## GIVEN TASK
Copy every line of the material below word for word.

** Begin DATA PROVIDED **

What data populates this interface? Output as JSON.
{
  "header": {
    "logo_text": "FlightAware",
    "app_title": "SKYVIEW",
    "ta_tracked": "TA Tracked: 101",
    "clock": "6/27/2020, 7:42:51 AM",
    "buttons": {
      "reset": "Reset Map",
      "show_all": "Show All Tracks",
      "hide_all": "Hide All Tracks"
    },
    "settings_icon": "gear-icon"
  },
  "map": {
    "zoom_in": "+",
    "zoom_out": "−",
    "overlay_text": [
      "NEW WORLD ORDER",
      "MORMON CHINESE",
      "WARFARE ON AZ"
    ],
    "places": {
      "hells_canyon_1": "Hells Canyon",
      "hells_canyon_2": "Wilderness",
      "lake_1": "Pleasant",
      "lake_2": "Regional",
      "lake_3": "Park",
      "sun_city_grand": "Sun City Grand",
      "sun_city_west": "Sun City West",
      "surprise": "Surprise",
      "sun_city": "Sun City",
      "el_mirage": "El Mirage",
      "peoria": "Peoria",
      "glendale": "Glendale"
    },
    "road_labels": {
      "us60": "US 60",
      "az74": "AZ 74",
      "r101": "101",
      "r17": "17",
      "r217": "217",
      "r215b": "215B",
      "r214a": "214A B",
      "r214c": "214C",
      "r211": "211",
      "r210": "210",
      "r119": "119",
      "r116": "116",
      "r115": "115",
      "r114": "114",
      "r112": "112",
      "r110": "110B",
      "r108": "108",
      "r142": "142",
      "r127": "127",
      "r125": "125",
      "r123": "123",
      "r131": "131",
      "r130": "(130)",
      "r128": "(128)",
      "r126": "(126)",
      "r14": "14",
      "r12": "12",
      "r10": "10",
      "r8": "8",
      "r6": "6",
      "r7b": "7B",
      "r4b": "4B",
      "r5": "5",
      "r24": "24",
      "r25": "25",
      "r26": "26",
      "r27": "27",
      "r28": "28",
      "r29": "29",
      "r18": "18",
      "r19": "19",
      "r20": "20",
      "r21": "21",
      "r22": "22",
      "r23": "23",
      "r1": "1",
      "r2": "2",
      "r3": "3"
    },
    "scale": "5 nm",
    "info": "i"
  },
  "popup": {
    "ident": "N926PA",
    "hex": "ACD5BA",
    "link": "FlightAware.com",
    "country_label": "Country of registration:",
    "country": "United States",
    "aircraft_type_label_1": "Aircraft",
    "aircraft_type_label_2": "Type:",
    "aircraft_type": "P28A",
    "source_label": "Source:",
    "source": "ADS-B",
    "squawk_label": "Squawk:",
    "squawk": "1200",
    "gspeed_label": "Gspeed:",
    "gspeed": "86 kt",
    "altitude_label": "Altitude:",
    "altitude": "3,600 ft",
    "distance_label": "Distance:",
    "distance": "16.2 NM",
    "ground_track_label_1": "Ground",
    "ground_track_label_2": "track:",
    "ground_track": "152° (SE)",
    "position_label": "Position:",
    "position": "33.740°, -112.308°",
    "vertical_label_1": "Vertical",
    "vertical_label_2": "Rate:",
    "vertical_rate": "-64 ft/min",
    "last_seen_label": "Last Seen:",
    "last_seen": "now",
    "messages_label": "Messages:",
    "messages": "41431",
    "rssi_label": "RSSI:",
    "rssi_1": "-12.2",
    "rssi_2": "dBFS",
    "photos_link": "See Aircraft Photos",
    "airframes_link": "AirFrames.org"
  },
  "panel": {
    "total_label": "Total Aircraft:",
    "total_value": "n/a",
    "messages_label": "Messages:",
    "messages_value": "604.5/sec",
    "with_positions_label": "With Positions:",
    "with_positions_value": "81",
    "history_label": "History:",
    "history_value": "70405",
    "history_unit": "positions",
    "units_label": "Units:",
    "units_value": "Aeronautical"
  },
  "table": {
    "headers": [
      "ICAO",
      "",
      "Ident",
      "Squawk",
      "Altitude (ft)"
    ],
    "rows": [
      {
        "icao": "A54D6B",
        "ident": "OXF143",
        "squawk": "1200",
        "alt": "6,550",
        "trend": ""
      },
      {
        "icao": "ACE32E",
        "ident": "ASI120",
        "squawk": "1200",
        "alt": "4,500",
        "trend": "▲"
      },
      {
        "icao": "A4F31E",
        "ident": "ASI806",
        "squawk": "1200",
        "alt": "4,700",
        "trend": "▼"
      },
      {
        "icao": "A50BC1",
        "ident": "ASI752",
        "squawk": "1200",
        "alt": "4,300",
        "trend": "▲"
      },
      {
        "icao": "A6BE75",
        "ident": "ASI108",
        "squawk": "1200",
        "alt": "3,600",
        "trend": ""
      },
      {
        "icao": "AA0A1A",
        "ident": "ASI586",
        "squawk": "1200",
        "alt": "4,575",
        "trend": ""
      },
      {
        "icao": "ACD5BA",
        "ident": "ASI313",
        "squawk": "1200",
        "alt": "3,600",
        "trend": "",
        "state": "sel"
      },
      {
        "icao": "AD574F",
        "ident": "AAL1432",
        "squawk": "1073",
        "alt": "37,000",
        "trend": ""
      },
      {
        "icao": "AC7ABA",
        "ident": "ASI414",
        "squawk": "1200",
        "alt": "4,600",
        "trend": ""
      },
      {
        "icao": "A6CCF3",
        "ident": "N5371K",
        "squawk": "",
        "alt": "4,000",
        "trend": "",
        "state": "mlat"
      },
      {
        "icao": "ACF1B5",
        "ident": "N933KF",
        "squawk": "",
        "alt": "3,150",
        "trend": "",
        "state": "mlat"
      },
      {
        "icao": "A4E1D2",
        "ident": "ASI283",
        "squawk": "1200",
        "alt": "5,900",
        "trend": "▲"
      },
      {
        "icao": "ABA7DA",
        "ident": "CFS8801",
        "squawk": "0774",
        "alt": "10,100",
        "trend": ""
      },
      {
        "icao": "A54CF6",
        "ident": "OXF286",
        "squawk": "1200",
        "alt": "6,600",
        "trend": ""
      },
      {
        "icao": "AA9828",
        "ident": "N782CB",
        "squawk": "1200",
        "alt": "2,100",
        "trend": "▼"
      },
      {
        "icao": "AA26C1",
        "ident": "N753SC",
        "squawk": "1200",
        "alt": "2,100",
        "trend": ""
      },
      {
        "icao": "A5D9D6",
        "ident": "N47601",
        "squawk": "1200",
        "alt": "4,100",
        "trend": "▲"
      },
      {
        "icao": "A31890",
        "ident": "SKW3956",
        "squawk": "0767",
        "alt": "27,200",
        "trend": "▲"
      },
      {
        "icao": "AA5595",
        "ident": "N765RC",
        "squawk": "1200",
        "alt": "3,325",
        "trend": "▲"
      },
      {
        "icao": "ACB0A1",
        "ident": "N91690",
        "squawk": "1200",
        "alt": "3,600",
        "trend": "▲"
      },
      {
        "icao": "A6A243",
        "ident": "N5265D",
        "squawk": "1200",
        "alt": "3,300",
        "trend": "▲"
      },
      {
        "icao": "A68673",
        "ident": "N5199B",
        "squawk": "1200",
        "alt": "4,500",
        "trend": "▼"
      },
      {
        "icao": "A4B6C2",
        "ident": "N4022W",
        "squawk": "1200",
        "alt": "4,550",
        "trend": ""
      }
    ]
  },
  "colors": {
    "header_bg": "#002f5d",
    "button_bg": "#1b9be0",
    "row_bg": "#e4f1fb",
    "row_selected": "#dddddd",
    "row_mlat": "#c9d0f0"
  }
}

** End DATA PROVIDED **

## FULL SOLUTION
What data populates this interface? Output as JSON.
{
  "header": {
    "logo_text": "FlightAware",
    "app_title": "SKYVIEW",
    "ta_tracked": "TA Tracked: 101",
    "clock": "6/27/2020, 7:42:51 AM",
    "buttons": {
      "reset": "Reset Map",
      "show_all": "Show All Tracks",
      "hide_all": "Hide All Tracks"
    },
    "settings_icon": "gear-icon"
  },
  "map": {
    "zoom_in": "+",
    "zoom_out": "−",
    "overlay_text": [
      "NEW WORLD ORDER",
      "MORMON CHINESE",
      "WARFARE ON AZ"
    ],
    "places": {
      "hells_canyon_1": "Hells Canyon",
      "hells_canyon_2": "Wilderness",
      "lake_1": "Pleasant",
      "lake_2": "Regional",
      "lake_3": "Park",
      "sun_city_grand": "Sun City Grand",
      "sun_city_west": "Sun City West",
      "surprise": "Surprise",
      "sun_city": "Sun City",
      "el_mirage": "El Mirage",
      "peoria": "Peoria",
      "glendale": "Glendale"
    },
    "road_labels": {
      "us60": "US 60",
      "az74": "AZ 74",
      "r101": "101",
      "r17": "17",
      "r217": "217",
      "r215b": "215B",
      "r214a": "214A B",
      "r214c": "214C",
      "r211": "211",
      "r210": "210",
      "r119": "119",
      "r116": "116",
      "r115": "115",
      "r114": "114",
      "r112": "112",
      "r110": "110B",
      "r108": "108",
      "r142": "142",
      "r127": "127",
      "r125": "125",
      "r123": "123",
      "r131": "131",
      "r130": "(130)",
      "r128": "(128)",
      "r126": "(126)",
      "r14": "14",
      "r12": "12",
      "r10": "10",
      "r8": "8",
      "r6": "6",
      "r7b": "7B",
      "r4b": "4B",
      "r5": "5",
      "r24": "24",
      "r25": "25",
      "r26": "26",
      "r27": "27",
      "r28": "28",
      "r29": "29",
      "r18": "18",
      "r19": "19",
      "r20": "20",
      "r21": "21",
      "r22": "22",
      "r23": "23",
      "r1": "1",
      "r2": "2",
      "r3": "3"
    },
    "scale": "5 nm",
    "info": "i"
  },
  "popup": {
    "ident": "N926PA",
    "hex": "ACD5BA",
    "link": "FlightAware.com",
    "country_label": "Country of registration:",
    "country": "United States",
    "aircraft_type_label_1": "Aircraft",
    "aircraft_type_label_2": "Type:",
    "aircraft_type": "P28A",
    "source_label": "Source:",
    "source": "ADS-B",
    "squawk_label": "Squawk:",
    "squawk": "1200",
    "gspeed_label": "Gspeed:",
    "gspeed": "86 kt",
    "altitude_label": "Altitude:",
    "altitude": "3,600 ft",
    "distance_label": "Distance:",
    "distance": "16.2 NM",
    "ground_track_label_1": "Ground",
    "ground_track_label_2": "track:",
    "ground_track": "152° (SE)",
    "position_label": "Position:",
    "position": "33.740°, -112.308°",
    "vertical_label_1": "Vertical",
    "vertical_label_2": "Rate:",
    "vertical_rate": "-64 ft/min",
    "last_seen_label": "Last Seen:",
    "last_seen": "now",
    "messages_label": "Messages:",
    "messages": "41431",
    "rssi_label": "RSSI:",
    "rssi_1": "-12.2",
    "rssi_2": "dBFS",
    "photos_link": "See Aircraft Photos",
    "airframes_link": "AirFrames.org"
  },
  "panel": {
    "total_label": "Total Aircraft:",
    "total_value": "n/a",
    "messages_label": "Messages:",
    "messages_value": "604.5/sec",
    "with_positions_label": "With Positions:",
    "with_positions_value": "81",
    "history_label": "History:",
    "history_value": "70405",
    "history_unit": "positions",
    "units_label": "Units:",
    "units_value": "Aeronautical"
  },
  "table": {
    "headers": [
      "ICAO",
      "",
      "Ident",
      "Squawk",
      "Altitude (ft)"
    ],
    "rows": [
      {
        "icao": "A54D6B",
        "ident": "OXF143",
        "squawk": "1200",
        "alt": "6,550",
        "trend": ""
      },
      {
        "icao": "ACE32E",
        "ident": "ASI120",
        "squawk": "1200",
        "alt": "4,500",
        "trend": "▲"
      },
      {
        "icao": "A4F31E",
        "ident": "ASI806",
        "squawk": "1200",
        "alt": "4,700",
        "trend": "▼"
      },
      {
        "icao": "A50BC1",
        "ident": "ASI752",
        "squawk": "1200",
        "alt": "4,300",
        "trend": "▲"
      },
      {
        "icao": "A6BE75",
        "ident": "ASI108",
        "squawk": "1200",
        "alt": "3,600",
        "trend": ""
      },
      {
        "icao": "AA0A1A",
        "ident": "ASI586",
        "squawk": "1200",
        "alt": "4,575",
        "trend": ""
      },
      {
        "icao": "ACD5BA",
        "ident": "ASI313",
        "squawk": "1200",
        "alt": "3,600",
        "trend": "",
        "state": "sel"
      },
      {
        "icao": "AD574F",
        "ident": "AAL1432",
        "squawk": "1073",
        "alt": "37,000",
        "trend": ""
      },
      {
        "icao": "AC7ABA",
        "ident": "ASI414",
        "squawk": "1200",
        "alt": "4,600",
        "trend": ""
      },
      {
        "icao": "A6CCF3",
        "ident": "N5371K",
        "squawk": "",
        "alt": "4,000",
        "trend": "",
        "state": "mlat"
      },
      {
        "icao": "ACF1B5",
        "ident": "N933KF",
        "squawk": "",
        "alt": "3,150",
        "trend": "",
        "state": "mlat"
      },
      {
        "icao": "A4E1D2",
        "ident": "ASI283",
        "squawk": "1200",
        "alt": "5,900",
        "trend": "▲"
      },
      {
        "icao": "ABA7DA",
        "ident": "CFS8801",
        "squawk": "0774",
        "alt": "10,100",
        "trend": ""
      },
      {
        "icao": "A54CF6",
        "ident": "OXF286",
        "squawk": "1200",
        "alt": "6,600",
        "trend": ""
      },
      {
        "icao": "AA9828",
        "ident": "N782CB",
        "squawk": "1200",
        "alt": "2,100",
        "trend": "▼"
      },
      {
        "icao": "AA26C1",
        "ident": "N753SC",
        "squawk": "1200",
        "alt": "2,100",
        "trend": ""
      },
      {
        "icao": "A5D9D6",
        "ident": "N47601",
        "squawk": "1200",
        "alt": "4,100",
        "trend": "▲"
      },
      {
        "icao": "A31890",
        "ident": "SKW3956",
        "squawk": "0767",
        "alt": "27,200",
        "trend": "▲"
      },
      {
        "icao": "AA5595",
        "ident": "N765RC",
        "squawk": "1200",
        "alt": "3,325",
        "trend": "▲"
      },
      {
        "icao": "ACB0A1",
        "ident": "N91690",
        "squawk": "1200",
        "alt": "3,600",
        "trend": "▲"
      },
      {
        "icao": "A6A243",
        "ident": "N5265D",
        "squawk": "1200",
        "alt": "3,300",
        "trend": "▲"
      },
      {
        "icao": "A68673",
        "ident": "N5199B",
        "squawk": "1200",
        "alt": "4,500",
        "trend": "▼"
      },
      {
        "icao": "A4B6C2",
        "ident": "N4022W",
        "squawk": "1200",
        "alt": "4,550",
        "trend": ""
      }
    ]
  },
  "colors": {
    "header_bg": "#002f5d",
    "button_bg": "#1b9be0",
    "row_bg": "#e4f1fb",
    "row_selected": "#dddddd",
    "row_mlat": "#c9d0f0"
  }
}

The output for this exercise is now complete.